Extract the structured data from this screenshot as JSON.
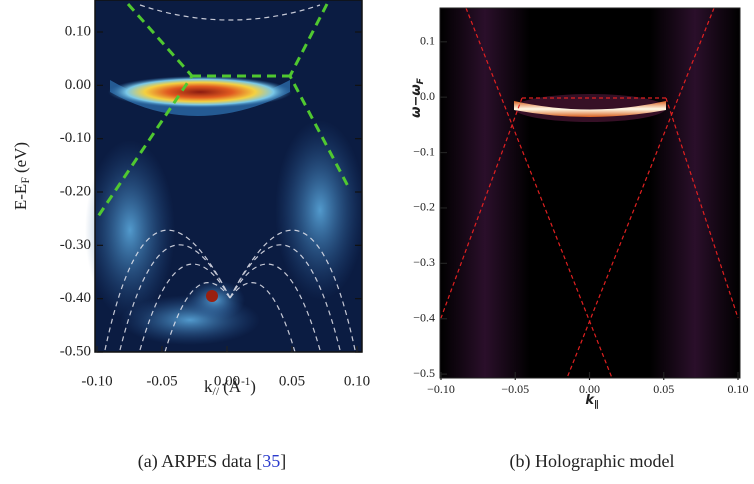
{
  "chart_data": [
    {
      "type": "heatmap",
      "ylabel": {
        "main": "E-E",
        "sub": "F",
        "unit": "(eV)"
      },
      "xlabel": {
        "main": "k",
        "sub": "//",
        "unit": "(Å",
        "sup": "-1",
        "close": ")"
      },
      "xlim": [
        -0.1,
        0.1
      ],
      "ylim": [
        -0.5,
        0.16
      ],
      "xticks": [
        {
          "value": -0.1,
          "label": "-0.10"
        },
        {
          "value": -0.05,
          "label": "-0.05"
        },
        {
          "value": 0,
          "label": "0.00"
        },
        {
          "value": 0.05,
          "label": "0.05"
        },
        {
          "value": 0.1,
          "label": "0.10"
        }
      ],
      "yticks": [
        {
          "value": 0.1,
          "label": "0.10"
        },
        {
          "value": 0,
          "label": "0.00"
        },
        {
          "value": -0.1,
          "label": "-0.10"
        },
        {
          "value": -0.2,
          "label": "-0.20"
        },
        {
          "value": -0.3,
          "label": "-0.30"
        },
        {
          "value": -0.4,
          "label": "-0.40"
        },
        {
          "value": -0.5,
          "label": "-0.50"
        }
      ],
      "caption": [
        "(a) ARPES data [",
        "35",
        "]"
      ]
    },
    {
      "type": "heatmap",
      "ylabel": {
        "main": "ω−ω",
        "sub": "F"
      },
      "xlabel": {
        "main": "k",
        "sub": "∥"
      },
      "xlim": [
        -0.1,
        0.1
      ],
      "ylim": [
        -0.507,
        0.161
      ],
      "xticks": [
        {
          "value": -0.1,
          "label": "−0.10"
        },
        {
          "value": -0.05,
          "label": "−0.05"
        },
        {
          "value": 0,
          "label": "0.00"
        },
        {
          "value": 0.05,
          "label": "0.05"
        },
        {
          "value": 0.1,
          "label": "0.10"
        }
      ],
      "yticks": [
        {
          "value": 0.1,
          "label": "0.1"
        },
        {
          "value": 0,
          "label": "0.0"
        },
        {
          "value": -0.1,
          "label": "−0.1"
        },
        {
          "value": -0.2,
          "label": "−0.2"
        },
        {
          "value": -0.3,
          "label": "−0.3"
        },
        {
          "value": -0.4,
          "label": "−0.4"
        },
        {
          "value": -0.5,
          "label": "−0.5"
        }
      ],
      "caption": [
        "(b) Holographic model"
      ]
    }
  ]
}
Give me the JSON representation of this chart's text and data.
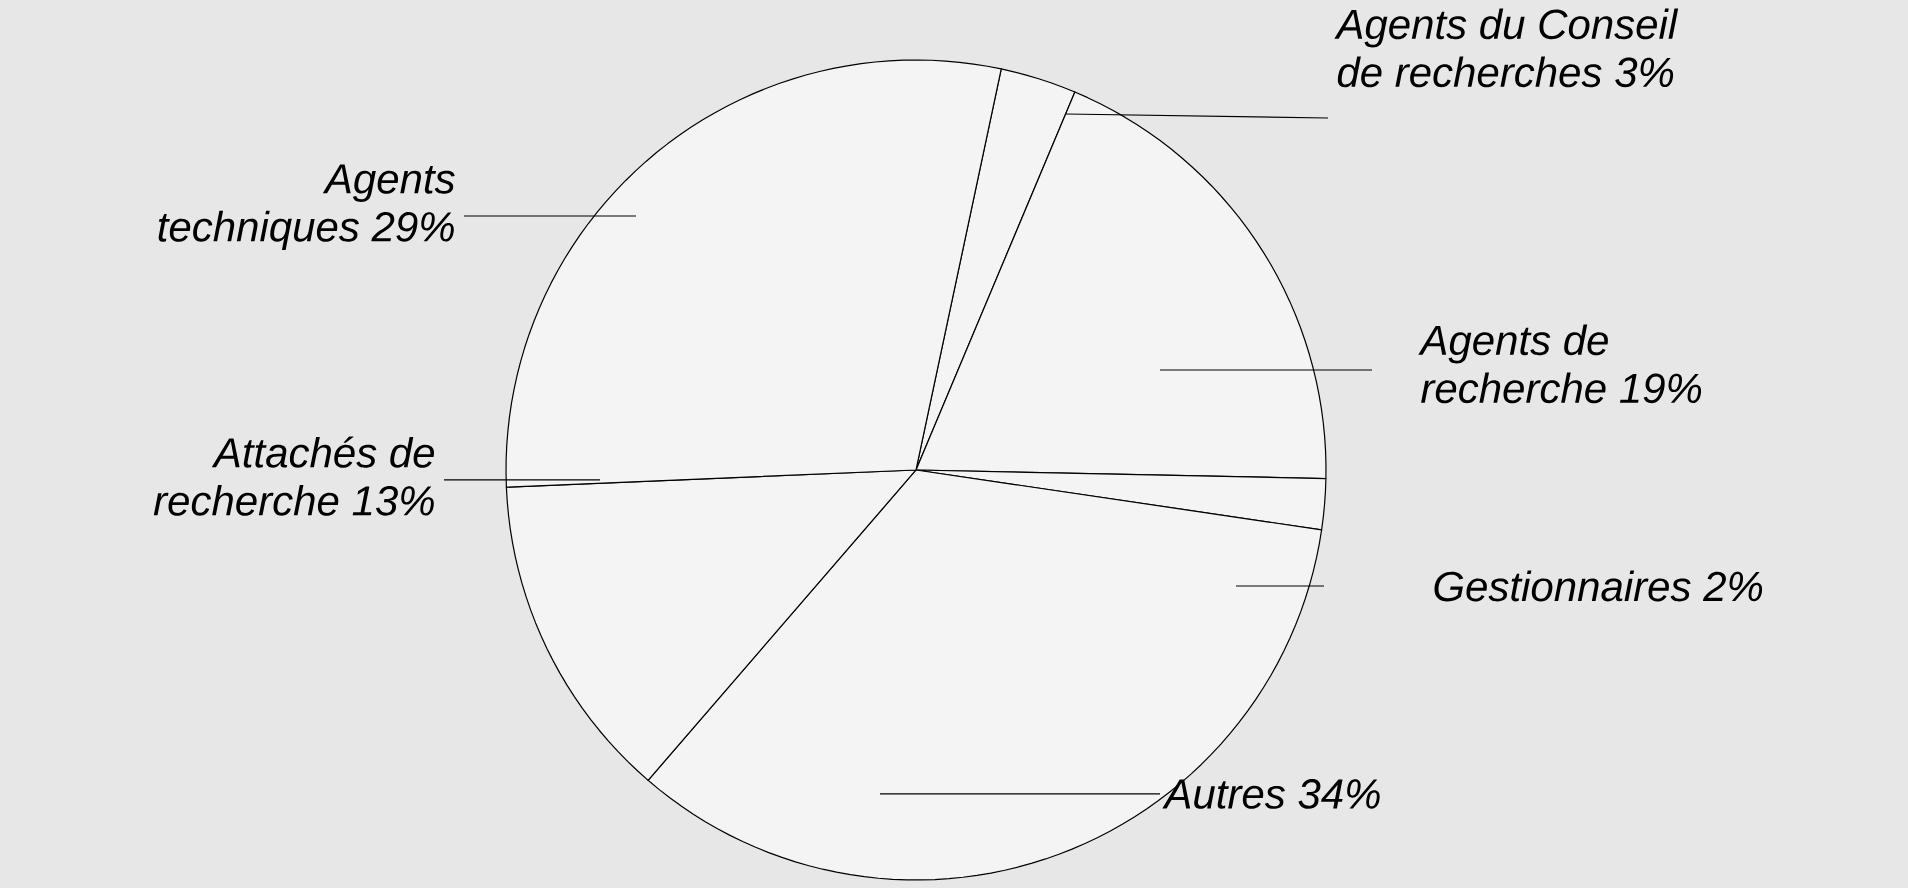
{
  "chart_data": {
    "type": "pie",
    "categories": [
      "Agents du Conseil de recherches",
      "Agents de recherche",
      "Gestionnaires",
      "Autres",
      "Attachés de recherche",
      "Agents techniques"
    ],
    "values": [
      3,
      19,
      2,
      34,
      13,
      29
    ],
    "value_labels": [
      "3%",
      "19%",
      "2%",
      "34%",
      "13%",
      "29%"
    ],
    "colors": [
      "#f4f4f4",
      "#f4f4f4",
      "#f4f4f4",
      "#f4f4f4",
      "#f4f4f4",
      "#f4f4f4"
    ]
  }
}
··········
The listing above needs to be output again exactly. Don't include the pictures.

*Solution for this problem*:
Extract the structured data from this screenshot as JSON.
{
  "chart_data": [
    {
      "type": "heatmap",
      "ylabel": {
        "main": "E-E",
        "sub": "F",
        "unit": "(eV)"
      },
      "xlabel": {
        "main": "k",
        "sub": "//",
        "unit": "(Å",
        "sup": "-1",
        "close": ")"
      },
      "xlim": [
        -0.1,
        0.1
      ],
      "ylim": [
        -0.5,
        0.16
      ],
      "xticks": [
        {
          "value": -0.1,
          "label": "-0.10"
        },
        {
          "value": -0.05,
          "label": "-0.05"
        },
        {
          "value": 0,
          "label": "0.00"
        },
        {
          "value": 0.05,
          "label": "0.05"
        },
        {
          "value": 0.1,
          "label": "0.10"
        }
      ],
      "yticks": [
        {
          "value": 0.1,
          "label": "0.10"
        },
        {
          "value": 0,
          "label": "0.00"
        },
        {
          "value": -0.1,
          "label": "-0.10"
        },
        {
          "value": -0.2,
          "label": "-0.20"
        },
        {
          "value": -0.3,
          "label": "-0.30"
        },
        {
          "value": -0.4,
          "label": "-0.40"
        },
        {
          "value": -0.5,
          "label": "-0.50"
        }
      ],
      "caption": [
        "(a) ARPES data [",
        "35",
        "]"
      ]
    },
    {
      "type": "heatmap",
      "ylabel": {
        "main": "ω−ω",
        "sub": "F"
      },
      "xlabel": {
        "main": "k",
        "sub": "∥"
      },
      "xlim": [
        -0.1,
        0.1
      ],
      "ylim": [
        -0.507,
        0.161
      ],
      "xticks": [
        {
          "value": -0.1,
          "label": "−0.10"
        },
        {
          "value": -0.05,
          "label": "−0.05"
        },
        {
          "value": 0,
          "label": "0.00"
        },
        {
          "value": 0.05,
          "label": "0.05"
        },
        {
          "value": 0.1,
          "label": "0.10"
        }
      ],
      "yticks": [
        {
          "value": 0.1,
          "label": "0.1"
        },
        {
          "value": 0,
          "label": "0.0"
        },
        {
          "value": -0.1,
          "label": "−0.1"
        },
        {
          "value": -0.2,
          "label": "−0.2"
        },
        {
          "value": -0.3,
          "label": "−0.3"
        },
        {
          "value": -0.4,
          "label": "−0.4"
        },
        {
          "value": -0.5,
          "label": "−0.5"
        }
      ],
      "caption": [
        "(b) Holographic model"
      ]
    }
  ]
}
Give me the JSON representation of this chart's text and data.
{
  "chart_data": {
    "type": "pie",
    "categories": [
      "Agents du Conseil de recherches",
      "Agents de recherche",
      "Gestionnaires",
      "Autres",
      "Attachés de recherche",
      "Agents techniques"
    ],
    "values": [
      3,
      19,
      2,
      34,
      13,
      29
    ],
    "value_labels": [
      "3%",
      "19%",
      "2%",
      "34%",
      "13%",
      "29%"
    ],
    "colors": [
      "#f4f4f4",
      "#f4f4f4",
      "#f4f4f4",
      "#f4f4f4",
      "#f4f4f4",
      "#f4f4f4"
    ]
  }
}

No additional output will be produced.